• Job 1
Turn the records below into a Markdown table with two columns, Row and Line, giving each nonblank line of the records its own numbered row.

----- Excerpt to read

At 01:35 AM 2/9/2004, Jonathan Ultis wrote:
Good grief! Are you saying that ::stat() cannot be used at all because it fails for all uses when file sizes are larger than 2 gigs? That would be a disaster. The filesystem library uses stat in at least 6 other places. I would guess that stat() is one of the most heavily used POSIX functions dealing with files, and that software from here to Antarctica to Mars would fail regularly if stat() failed for large files. Hum... Didn't I just hear something about filesystems on Mars:-? I don't mean to doubt your report, but it seems hard to believe that such a commonly used function could fail for large files. Is there more to the story? --Beman PS: Your suggestion to use access() seems quite reasonable and harmless for exists(), but I haven't looked at the other filesystem uses to see if it could be uniformly applied.

Good point. Since you asked, I did some more reading. My bug report should have included "on 32 bit linux systems". And, it's possible to get stat to work for large files by using the correct defines. There could be linking problems if you do, but it's not likely to be a big concern. So, consider this a robustness patch. This will make exists () work on large files, even for goobers like me that don't have their compile set up to support large files. If you were extremely interested in supporting all configurations, there are also certain defines that can be set which cause large file support to be offered through an alternate set of function names, which can be useful for maintaining binary compatibility with pre-compiled libraries. Using that define and the alternate names would be a safe way to make the filesystem library work on 64bit files no matter what defines are used to compile. But, it's probably not worth the hassle if no one has complained yet. The linux gazette article at www.linuxgazette.com/issue67/tag/13.html was interesting, if you want to follow up on this. But, it basically said to read info on libc and look for LFS or large file support. Doing so was also interesting. --Jonathan Beman Dawes wrote:

At 12:01 AM 2/10/2004, Jonathan Ultis wrote:
Ah! These are the same techniques needed to correctly report file sizes for large files. It sounds as if it isn't safe to use stat() at all without applying them. Since I take it that you have a large file to test on, could you please read my http://lists.boost.org/MailArchives/boost/msg59662.php and report the results you get? That would be helpful. The issue isn't whether or not anyone has complained. Files that are OK today may grow to larger sizes in the future, and we don't want silent failures when the files cross size thresholds. Seems like one action item here is to add an option to the Boost.Filesystem regression tests to generate and test against large file sizes.

----------

• Job 2
List every function the thread about stat() and large files mentions by name.

----- Materials provided

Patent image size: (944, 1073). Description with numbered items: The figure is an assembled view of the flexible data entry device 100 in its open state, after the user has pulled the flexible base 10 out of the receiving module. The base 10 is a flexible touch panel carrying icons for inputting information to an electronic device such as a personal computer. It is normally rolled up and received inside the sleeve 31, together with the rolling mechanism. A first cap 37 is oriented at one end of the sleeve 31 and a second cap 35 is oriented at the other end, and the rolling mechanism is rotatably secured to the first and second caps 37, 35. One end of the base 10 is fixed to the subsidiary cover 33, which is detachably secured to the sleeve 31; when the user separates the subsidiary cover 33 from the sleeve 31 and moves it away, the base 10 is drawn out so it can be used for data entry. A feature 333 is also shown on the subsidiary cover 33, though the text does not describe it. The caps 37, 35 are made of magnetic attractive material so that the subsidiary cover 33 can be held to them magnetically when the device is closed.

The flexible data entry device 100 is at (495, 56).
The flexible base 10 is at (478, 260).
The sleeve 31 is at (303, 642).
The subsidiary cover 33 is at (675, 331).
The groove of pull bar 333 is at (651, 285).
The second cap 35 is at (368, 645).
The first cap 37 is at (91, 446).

----------

• Correct answer 1
| Row | Line |
|---|---|
| 1 | Patent image size: (944, 1073). Description with numbered items: The figure is an assembled view of the flexible data entry device 100 in its open state, after the user has pulled the flexible base 10 out of the receiving module. The base 10 is a flexible touch panel carrying icons for inputting information to an electronic device such as a personal computer. It is normally rolled up and received inside the sleeve 31, together with the rolling mechanism. A first cap 37 is oriented at one end of the sleeve 31 and a second cap 35 is oriented at the other end, and the rolling mechanism is rotatably secured to the first and second caps 37, 35. One end of the base 10 is fixed to the subsidiary cover 33, which is detachably secured to the sleeve 31; when the user separates the subsidiary cover 33 from the sleeve 31 and moves it away, the base 10 is drawn out so it can be used for data entry. A feature 333 is also shown on the subsidiary cover 33, though the text does not describe it. The caps 37, 35 are made of magnetic attractive material so that the subsidiary cover 33 can be held to them magnetically when the device is closed. |
| 2 | The flexible data entry device 100 is at (495, 56). |
| 3 | The flexible base 10 is at (478, 260). |
| 4 | The sleeve 31 is at (303, 642). |
| 5 | The subsidiary cover 33 is at (675, 331). |
| 6 | The groove of pull bar 333 is at (651, 285). |
| 7 | The second cap 35 is at (368, 645). |
| 8 | The first cap 37 is at (91, 446). |

• Correct answer 2
- stat()
- access()
- exists()